Gather, from the listing beneath this task, every line holding the string "JSON".

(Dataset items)
_ _ _ _
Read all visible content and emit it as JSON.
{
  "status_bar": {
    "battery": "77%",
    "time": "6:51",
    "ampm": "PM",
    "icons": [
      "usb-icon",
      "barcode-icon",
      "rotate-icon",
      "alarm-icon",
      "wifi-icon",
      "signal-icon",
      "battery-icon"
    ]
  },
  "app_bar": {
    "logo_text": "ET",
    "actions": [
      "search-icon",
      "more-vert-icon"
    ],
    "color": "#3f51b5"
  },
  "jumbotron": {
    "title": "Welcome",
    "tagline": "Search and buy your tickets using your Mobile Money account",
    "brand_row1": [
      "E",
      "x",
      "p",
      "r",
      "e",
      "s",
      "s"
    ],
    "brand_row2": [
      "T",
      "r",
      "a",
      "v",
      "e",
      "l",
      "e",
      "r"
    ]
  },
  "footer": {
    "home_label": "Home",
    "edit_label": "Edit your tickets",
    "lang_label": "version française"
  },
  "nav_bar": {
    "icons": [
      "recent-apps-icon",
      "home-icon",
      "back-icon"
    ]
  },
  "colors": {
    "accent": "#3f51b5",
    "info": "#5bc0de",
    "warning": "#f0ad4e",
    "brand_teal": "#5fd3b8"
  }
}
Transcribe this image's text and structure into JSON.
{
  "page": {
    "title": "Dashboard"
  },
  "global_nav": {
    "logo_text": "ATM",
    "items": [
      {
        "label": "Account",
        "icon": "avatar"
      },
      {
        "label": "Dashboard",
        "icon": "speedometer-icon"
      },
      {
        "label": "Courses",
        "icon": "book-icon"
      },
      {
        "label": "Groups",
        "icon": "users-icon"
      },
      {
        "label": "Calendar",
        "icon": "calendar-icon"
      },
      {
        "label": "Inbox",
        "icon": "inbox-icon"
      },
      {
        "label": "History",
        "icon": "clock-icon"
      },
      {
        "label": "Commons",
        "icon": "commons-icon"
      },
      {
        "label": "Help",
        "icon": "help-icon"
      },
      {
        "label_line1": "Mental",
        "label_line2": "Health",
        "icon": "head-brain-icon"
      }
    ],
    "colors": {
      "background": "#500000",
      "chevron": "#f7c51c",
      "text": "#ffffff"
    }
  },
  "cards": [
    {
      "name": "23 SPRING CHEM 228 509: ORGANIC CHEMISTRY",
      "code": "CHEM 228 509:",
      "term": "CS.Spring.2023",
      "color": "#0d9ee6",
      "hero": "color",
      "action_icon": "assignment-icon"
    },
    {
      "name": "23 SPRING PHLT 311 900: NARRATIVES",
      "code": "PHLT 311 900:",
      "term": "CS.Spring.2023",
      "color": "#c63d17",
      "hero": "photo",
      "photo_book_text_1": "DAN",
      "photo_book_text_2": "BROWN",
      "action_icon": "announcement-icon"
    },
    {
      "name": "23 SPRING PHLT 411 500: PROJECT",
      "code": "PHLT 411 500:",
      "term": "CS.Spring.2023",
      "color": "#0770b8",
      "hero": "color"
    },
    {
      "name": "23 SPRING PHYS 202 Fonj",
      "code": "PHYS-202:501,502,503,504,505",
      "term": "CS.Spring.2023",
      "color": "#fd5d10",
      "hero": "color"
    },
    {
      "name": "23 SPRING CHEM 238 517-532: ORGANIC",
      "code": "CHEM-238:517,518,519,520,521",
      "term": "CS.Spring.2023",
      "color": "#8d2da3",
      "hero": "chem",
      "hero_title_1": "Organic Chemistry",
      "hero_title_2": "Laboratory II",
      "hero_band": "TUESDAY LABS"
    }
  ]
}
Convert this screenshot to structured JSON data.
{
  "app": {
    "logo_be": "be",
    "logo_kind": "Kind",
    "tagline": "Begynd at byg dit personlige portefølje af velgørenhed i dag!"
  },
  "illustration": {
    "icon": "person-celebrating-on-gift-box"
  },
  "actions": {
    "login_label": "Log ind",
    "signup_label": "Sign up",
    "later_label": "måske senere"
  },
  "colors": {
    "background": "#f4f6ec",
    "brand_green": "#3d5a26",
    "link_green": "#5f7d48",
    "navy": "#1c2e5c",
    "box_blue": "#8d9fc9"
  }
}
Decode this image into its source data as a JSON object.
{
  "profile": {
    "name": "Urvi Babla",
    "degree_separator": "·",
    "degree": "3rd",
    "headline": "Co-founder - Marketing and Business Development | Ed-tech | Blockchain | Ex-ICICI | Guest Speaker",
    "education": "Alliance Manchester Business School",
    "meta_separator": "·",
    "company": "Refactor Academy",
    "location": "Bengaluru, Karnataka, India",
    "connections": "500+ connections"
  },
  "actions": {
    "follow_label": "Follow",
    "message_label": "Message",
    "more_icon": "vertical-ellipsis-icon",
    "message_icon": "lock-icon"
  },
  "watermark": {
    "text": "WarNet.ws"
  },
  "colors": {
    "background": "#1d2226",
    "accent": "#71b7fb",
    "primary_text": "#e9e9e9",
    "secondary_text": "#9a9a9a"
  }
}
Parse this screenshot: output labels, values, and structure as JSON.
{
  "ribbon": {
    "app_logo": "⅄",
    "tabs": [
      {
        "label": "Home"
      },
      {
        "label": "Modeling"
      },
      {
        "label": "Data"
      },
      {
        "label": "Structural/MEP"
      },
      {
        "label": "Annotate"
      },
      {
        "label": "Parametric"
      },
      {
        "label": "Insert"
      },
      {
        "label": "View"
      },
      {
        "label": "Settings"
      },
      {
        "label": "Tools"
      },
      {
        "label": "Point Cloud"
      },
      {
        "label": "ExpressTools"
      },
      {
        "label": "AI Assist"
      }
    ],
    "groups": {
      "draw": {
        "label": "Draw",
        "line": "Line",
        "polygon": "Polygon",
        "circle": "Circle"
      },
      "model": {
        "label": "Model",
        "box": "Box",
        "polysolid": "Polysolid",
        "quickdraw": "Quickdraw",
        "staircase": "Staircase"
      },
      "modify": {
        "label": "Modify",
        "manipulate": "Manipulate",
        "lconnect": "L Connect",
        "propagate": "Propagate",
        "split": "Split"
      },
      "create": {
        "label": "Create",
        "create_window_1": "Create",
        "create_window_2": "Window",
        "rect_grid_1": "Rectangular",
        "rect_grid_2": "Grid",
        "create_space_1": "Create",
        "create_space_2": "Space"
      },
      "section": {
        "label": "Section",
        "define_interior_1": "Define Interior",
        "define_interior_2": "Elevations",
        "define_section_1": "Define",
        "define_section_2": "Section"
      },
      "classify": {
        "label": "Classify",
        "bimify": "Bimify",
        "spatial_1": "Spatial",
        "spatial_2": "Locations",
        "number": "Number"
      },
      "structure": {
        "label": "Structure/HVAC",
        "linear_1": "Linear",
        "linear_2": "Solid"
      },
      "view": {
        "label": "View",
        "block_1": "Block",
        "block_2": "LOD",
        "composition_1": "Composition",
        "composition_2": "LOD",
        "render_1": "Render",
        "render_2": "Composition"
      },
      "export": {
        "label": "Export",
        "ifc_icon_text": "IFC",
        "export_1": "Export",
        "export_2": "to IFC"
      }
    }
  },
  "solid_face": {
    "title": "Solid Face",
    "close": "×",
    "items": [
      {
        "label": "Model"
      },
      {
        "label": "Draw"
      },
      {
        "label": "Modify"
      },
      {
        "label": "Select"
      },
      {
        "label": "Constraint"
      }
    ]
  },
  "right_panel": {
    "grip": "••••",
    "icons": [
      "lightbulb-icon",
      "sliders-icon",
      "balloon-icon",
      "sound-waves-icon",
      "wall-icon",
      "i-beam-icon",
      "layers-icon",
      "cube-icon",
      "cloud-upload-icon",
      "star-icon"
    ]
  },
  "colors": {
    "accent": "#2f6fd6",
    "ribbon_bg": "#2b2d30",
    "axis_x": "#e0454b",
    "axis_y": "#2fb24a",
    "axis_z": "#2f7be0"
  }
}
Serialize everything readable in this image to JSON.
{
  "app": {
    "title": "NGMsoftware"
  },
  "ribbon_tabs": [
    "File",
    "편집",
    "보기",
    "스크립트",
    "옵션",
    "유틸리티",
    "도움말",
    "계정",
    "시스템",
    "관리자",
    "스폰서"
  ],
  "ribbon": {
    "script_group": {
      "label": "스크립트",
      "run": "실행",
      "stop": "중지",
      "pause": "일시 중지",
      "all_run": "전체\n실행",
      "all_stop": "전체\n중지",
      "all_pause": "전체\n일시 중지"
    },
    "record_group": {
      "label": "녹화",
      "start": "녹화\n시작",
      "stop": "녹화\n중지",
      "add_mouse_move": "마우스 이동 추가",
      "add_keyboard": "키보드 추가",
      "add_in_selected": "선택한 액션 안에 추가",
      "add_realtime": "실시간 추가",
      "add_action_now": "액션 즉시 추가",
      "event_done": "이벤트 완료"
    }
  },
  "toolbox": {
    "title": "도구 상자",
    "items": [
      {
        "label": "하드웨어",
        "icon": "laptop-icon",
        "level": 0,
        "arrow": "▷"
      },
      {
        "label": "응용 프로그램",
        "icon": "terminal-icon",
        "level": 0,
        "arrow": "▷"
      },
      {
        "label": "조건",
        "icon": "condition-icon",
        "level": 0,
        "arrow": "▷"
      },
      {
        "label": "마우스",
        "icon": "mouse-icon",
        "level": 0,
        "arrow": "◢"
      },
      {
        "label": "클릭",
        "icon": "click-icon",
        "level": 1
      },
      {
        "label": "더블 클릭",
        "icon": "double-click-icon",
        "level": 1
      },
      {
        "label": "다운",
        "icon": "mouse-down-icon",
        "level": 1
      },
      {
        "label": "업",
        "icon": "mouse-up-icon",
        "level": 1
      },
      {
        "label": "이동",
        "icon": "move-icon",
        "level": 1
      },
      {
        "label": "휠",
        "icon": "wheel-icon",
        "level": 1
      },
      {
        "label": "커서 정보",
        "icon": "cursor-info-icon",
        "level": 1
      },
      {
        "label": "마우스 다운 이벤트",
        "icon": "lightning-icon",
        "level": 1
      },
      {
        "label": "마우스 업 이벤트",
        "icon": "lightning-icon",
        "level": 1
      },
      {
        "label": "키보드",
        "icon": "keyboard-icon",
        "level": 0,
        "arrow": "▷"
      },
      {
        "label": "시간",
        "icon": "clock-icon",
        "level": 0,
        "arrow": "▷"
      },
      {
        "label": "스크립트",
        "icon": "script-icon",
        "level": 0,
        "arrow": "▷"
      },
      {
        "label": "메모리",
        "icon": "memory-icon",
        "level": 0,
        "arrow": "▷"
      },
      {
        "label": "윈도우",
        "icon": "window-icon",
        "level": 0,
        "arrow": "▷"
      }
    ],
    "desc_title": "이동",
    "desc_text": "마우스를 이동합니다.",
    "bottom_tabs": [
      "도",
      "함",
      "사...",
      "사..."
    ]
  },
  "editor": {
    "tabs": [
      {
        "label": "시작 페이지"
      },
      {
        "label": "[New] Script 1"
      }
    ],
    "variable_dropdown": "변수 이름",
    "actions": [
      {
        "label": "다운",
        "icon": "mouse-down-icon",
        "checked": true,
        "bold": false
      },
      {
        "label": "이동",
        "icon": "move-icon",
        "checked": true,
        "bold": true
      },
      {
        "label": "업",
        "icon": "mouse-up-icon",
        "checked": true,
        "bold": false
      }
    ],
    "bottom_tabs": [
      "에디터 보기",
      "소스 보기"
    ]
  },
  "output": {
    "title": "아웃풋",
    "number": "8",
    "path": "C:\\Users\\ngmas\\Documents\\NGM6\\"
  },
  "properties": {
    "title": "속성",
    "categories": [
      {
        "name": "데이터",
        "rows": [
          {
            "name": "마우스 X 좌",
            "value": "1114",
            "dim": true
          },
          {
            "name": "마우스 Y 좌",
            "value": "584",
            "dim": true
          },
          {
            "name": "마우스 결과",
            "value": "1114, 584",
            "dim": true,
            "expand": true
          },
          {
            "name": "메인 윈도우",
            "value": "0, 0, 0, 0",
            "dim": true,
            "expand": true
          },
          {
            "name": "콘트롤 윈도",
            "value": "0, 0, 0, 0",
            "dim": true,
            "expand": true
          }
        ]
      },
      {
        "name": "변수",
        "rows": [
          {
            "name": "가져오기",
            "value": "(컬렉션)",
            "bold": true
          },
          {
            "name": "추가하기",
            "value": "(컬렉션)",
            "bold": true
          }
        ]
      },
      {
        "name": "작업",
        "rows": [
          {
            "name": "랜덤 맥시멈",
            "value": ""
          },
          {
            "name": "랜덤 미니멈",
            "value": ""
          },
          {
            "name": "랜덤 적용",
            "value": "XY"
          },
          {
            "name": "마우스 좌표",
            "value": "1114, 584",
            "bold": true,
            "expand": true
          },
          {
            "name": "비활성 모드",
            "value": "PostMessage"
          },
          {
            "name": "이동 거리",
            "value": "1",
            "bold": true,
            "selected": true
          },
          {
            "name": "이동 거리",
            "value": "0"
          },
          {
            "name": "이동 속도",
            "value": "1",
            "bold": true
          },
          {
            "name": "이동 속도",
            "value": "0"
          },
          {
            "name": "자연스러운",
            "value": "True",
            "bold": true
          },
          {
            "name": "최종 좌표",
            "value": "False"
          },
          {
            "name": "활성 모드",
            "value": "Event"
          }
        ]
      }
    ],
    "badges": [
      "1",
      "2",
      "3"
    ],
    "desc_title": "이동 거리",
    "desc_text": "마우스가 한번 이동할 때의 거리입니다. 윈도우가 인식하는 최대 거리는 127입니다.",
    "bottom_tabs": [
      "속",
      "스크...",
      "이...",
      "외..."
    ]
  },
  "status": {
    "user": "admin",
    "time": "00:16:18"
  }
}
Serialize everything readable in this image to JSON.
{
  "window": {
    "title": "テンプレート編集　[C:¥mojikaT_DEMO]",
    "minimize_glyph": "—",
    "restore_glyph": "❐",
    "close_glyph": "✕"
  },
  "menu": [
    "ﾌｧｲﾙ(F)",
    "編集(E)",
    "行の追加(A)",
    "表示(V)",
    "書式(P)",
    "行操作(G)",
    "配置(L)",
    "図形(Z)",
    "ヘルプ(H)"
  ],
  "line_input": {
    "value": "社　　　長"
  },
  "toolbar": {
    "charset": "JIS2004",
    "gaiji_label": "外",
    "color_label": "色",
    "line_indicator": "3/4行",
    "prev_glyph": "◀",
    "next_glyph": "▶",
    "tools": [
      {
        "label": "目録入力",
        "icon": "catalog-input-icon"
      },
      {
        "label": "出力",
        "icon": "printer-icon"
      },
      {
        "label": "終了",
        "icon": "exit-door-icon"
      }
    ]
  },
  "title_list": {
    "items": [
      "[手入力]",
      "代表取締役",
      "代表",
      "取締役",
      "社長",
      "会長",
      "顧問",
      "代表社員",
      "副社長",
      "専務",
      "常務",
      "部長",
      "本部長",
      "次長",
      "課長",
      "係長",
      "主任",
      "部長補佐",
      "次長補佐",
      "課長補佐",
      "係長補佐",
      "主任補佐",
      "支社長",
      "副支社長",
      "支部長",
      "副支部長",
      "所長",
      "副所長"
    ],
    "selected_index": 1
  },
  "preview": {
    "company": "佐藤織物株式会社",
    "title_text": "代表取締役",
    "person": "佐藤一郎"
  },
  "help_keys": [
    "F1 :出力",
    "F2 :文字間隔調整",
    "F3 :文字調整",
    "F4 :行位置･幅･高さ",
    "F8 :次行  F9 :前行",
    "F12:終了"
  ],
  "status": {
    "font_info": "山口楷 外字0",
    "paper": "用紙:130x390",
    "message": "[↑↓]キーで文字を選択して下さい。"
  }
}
_ _ _ _
## [Solution to this exercise]
Read all visible content and emit it as JSON.
Transcribe this image's text and structure into JSON.
Convert this screenshot to structured JSON data.
Decode this image into its source data as a JSON object.
Parse this screenshot: output labels, values, and structure as JSON.
Serialize everything readable in this image to JSON.
Serialize everything readable in this image to JSON.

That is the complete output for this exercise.